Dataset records

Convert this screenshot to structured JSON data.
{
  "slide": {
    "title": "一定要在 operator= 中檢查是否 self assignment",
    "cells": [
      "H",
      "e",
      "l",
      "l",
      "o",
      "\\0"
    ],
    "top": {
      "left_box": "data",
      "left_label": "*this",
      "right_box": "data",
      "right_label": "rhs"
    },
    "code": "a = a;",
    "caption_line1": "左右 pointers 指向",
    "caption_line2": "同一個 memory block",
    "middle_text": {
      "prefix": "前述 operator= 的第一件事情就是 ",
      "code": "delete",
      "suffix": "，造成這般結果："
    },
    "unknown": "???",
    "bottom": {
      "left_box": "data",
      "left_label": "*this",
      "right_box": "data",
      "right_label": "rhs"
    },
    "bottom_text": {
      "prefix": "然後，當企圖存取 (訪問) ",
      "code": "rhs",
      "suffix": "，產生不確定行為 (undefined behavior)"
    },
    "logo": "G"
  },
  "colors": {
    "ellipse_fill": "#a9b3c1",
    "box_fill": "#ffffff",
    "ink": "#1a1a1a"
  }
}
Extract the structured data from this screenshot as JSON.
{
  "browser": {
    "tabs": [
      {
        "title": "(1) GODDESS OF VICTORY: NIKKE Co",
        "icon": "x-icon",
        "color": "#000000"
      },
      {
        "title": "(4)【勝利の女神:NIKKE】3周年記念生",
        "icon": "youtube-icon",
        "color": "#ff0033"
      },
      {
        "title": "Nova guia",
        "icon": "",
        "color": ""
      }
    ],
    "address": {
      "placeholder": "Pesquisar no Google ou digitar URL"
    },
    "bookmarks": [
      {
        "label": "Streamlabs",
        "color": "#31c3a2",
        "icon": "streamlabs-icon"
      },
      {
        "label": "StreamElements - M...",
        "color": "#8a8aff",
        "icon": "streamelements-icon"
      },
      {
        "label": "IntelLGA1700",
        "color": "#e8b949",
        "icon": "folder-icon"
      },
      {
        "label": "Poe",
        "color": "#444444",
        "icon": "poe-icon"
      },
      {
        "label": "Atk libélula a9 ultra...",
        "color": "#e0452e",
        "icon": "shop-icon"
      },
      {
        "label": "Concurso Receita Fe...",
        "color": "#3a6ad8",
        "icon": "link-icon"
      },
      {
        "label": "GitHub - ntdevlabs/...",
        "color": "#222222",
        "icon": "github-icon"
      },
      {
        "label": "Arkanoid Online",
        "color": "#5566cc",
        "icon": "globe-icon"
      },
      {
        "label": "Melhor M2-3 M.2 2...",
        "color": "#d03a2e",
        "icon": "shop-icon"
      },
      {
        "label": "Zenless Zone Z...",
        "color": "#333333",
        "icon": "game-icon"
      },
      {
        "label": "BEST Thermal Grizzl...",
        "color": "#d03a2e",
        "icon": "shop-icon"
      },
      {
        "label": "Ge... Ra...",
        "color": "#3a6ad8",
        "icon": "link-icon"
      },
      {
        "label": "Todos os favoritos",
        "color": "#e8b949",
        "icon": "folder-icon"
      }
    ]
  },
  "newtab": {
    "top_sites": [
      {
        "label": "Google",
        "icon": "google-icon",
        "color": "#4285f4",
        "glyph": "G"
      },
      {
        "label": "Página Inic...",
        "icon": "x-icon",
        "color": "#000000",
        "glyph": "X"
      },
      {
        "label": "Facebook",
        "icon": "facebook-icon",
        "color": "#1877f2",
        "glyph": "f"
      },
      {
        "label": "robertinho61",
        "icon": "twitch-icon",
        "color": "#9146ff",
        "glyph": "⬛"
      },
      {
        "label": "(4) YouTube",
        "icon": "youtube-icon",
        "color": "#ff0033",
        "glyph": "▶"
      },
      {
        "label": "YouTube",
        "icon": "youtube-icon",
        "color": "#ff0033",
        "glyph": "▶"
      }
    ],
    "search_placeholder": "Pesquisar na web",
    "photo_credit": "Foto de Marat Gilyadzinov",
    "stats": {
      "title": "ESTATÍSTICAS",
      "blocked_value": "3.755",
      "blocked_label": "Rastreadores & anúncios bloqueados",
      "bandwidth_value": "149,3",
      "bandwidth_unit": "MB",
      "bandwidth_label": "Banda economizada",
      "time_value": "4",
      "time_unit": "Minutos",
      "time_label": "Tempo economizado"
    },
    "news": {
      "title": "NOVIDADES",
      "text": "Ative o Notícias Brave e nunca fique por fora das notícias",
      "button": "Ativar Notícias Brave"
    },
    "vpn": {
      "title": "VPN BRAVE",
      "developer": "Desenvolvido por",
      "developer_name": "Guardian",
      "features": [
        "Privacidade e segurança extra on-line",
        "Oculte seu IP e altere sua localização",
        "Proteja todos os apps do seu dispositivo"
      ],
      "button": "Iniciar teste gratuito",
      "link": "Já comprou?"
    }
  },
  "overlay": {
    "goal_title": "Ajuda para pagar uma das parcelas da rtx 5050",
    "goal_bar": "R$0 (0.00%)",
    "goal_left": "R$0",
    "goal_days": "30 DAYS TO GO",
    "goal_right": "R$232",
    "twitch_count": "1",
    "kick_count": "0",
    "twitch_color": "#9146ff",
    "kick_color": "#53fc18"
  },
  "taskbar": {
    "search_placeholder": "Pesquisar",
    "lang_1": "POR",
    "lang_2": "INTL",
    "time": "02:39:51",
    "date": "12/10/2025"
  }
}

**AIM OF THE EXERCISE**
Without leaving anything out, give the entries again exactly.

**CORRECT RESULT**
Convert this screenshot to structured JSON data.
{
  "slide": {
    "title": "一定要在 operator= 中檢查是否 self assignment",
    "cells": [
      "H",
      "e",
      "l",
      "l",
      "o",
      "\\0"
    ],
    "top": {
      "left_box": "data",
      "left_label": "*this",
      "right_box": "data",
      "right_label": "rhs"
    },
    "code": "a = a;",
    "caption_line1": "左右 pointers 指向",
    "caption_line2": "同一個 memory block",
    "middle_text": {
      "prefix": "前述 operator= 的第一件事情就是 ",
      "code": "delete",
      "suffix": "，造成這般結果："
    },
    "unknown": "???",
    "bottom": {
      "left_box": "data",
      "left_label": "*this",
      "right_box": "data",
      "right_label": "rhs"
    },
    "bottom_text": {
      "prefix": "然後，當企圖存取 (訪問) ",
      "code": "rhs",
      "suffix": "，產生不確定行為 (undefined behavior)"
    },
    "logo": "G"
  },
  "colors": {
    "ellipse_fill": "#a9b3c1",
    "box_fill": "#ffffff",
    "ink": "#1a1a1a"
  }
}
Extract the structured data from this screenshot as JSON.
{
  "browser": {
    "tabs": [
      {
        "title": "(1) GODDESS OF VICTORY: NIKKE Co",
        "icon": "x-icon",
        "color": "#000000"
      },
      {
        "title": "(4)【勝利の女神:NIKKE】3周年記念生",
        "icon": "youtube-icon",
        "color": "#ff0033"
      },
      {
        "title": "Nova guia",
        "icon": "",
        "color": ""
      }
    ],
    "address": {
      "placeholder": "Pesquisar no Google ou digitar URL"
    },
    "bookmarks": [
      {
        "label": "Streamlabs",
        "color": "#31c3a2",
        "icon": "streamlabs-icon"
      },
      {
        "label": "StreamElements - M...",
        "color": "#8a8aff",
        "icon": "streamelements-icon"
      },
      {
        "label": "IntelLGA1700",
        "color": "#e8b949",
        "icon": "folder-icon"
      },
      {
        "label": "Poe",
        "color": "#444444",
        "icon": "poe-icon"
      },
      {
        "label": "Atk libélula a9 ultra...",
        "color": "#e0452e",
        "icon": "shop-icon"
      },
      {
        "label": "Concurso Receita Fe...",
        "color": "#3a6ad8",
        "icon": "link-icon"
      },
      {
        "label": "GitHub - ntdevlabs/...",
        "color": "#222222",
        "icon": "github-icon"
      },
      {
        "label": "Arkanoid Online",
        "color": "#5566cc",
        "icon": "globe-icon"
      },
      {
        "label": "Melhor M2-3 M.2 2...",
        "color": "#d03a2e",
        "icon": "shop-icon"
      },
      {
        "label": "Zenless Zone Z...",
        "color": "#333333",
        "icon": "game-icon"
      },
      {
        "label": "BEST Thermal Grizzl...",
        "color": "#d03a2e",
        "icon": "shop-icon"
      },
      {
        "label": "Ge... Ra...",
        "color": "#3a6ad8",
        "icon": "link-icon"
      },
      {
        "label": "Todos os favoritos",
        "color": "#e8b949",
        "icon": "folder-icon"
      }
    ]
  },
  "newtab": {
    "top_sites": [
      {
        "label": "Google",
        "icon": "google-icon",
        "color": "#4285f4",
        "glyph": "G"
      },
      {
        "label": "Página Inic...",
        "icon": "x-icon",
        "color": "#000000",
        "glyph": "X"
      },
      {
        "label": "Facebook",
        "icon": "facebook-icon",
        "color": "#1877f2",
        "glyph": "f"
      },
      {
        "label": "robertinho61",
        "icon": "twitch-icon",
        "color": "#9146ff",
        "glyph": "⬛"
      },
      {
        "label": "(4) YouTube",
        "icon": "youtube-icon",
        "color": "#ff0033",
        "glyph": "▶"
      },
      {
        "label": "YouTube",
        "icon": "youtube-icon",
        "color": "#ff0033",
        "glyph": "▶"
      }
    ],
    "search_placeholder": "Pesquisar na web",
    "photo_credit": "Foto de Marat Gilyadzinov",
    "stats": {
      "title": "ESTATÍSTICAS",
      "blocked_value": "3.755",
      "blocked_label": "Rastreadores & anúncios bloqueados",
      "bandwidth_value": "149,3",
      "bandwidth_unit": "MB",
      "bandwidth_label": "Banda economizada",
      "time_value": "4",
      "time_unit": "Minutos",
      "time_label": "Tempo economizado"
    },
    "news": {
      "title": "NOVIDADES",
      "text": "Ative o Notícias Brave e nunca fique por fora das notícias",
      "button": "Ativar Notícias Brave"
    },
    "vpn": {
      "title": "VPN BRAVE",
      "developer": "Desenvolvido por",
      "developer_name": "Guardian",
      "features": [
        "Privacidade e segurança extra on-line",
        "Oculte seu IP e altere sua localização",
        "Proteja todos os apps do seu dispositivo"
      ],
      "button": "Iniciar teste gratuito",
      "link": "Já comprou?"
    }
  },
  "overlay": {
    "goal_title": "Ajuda para pagar uma das parcelas da rtx 5050",
    "goal_bar": "R$0 (0.00%)",
    "goal_left": "R$0",
    "goal_days": "30 DAYS TO GO",
    "goal_right": "R$232",
    "twitch_count": "1",
    "kick_count": "0",
    "twitch_color": "#9146ff",
    "kick_color": "#53fc18"
  },
  "taskbar": {
    "search_placeholder": "Pesquisar",
    "lang_1": "POR",
    "lang_2": "INTL",
    "time": "02:39:51",
    "date": "12/10/2025"
  }
}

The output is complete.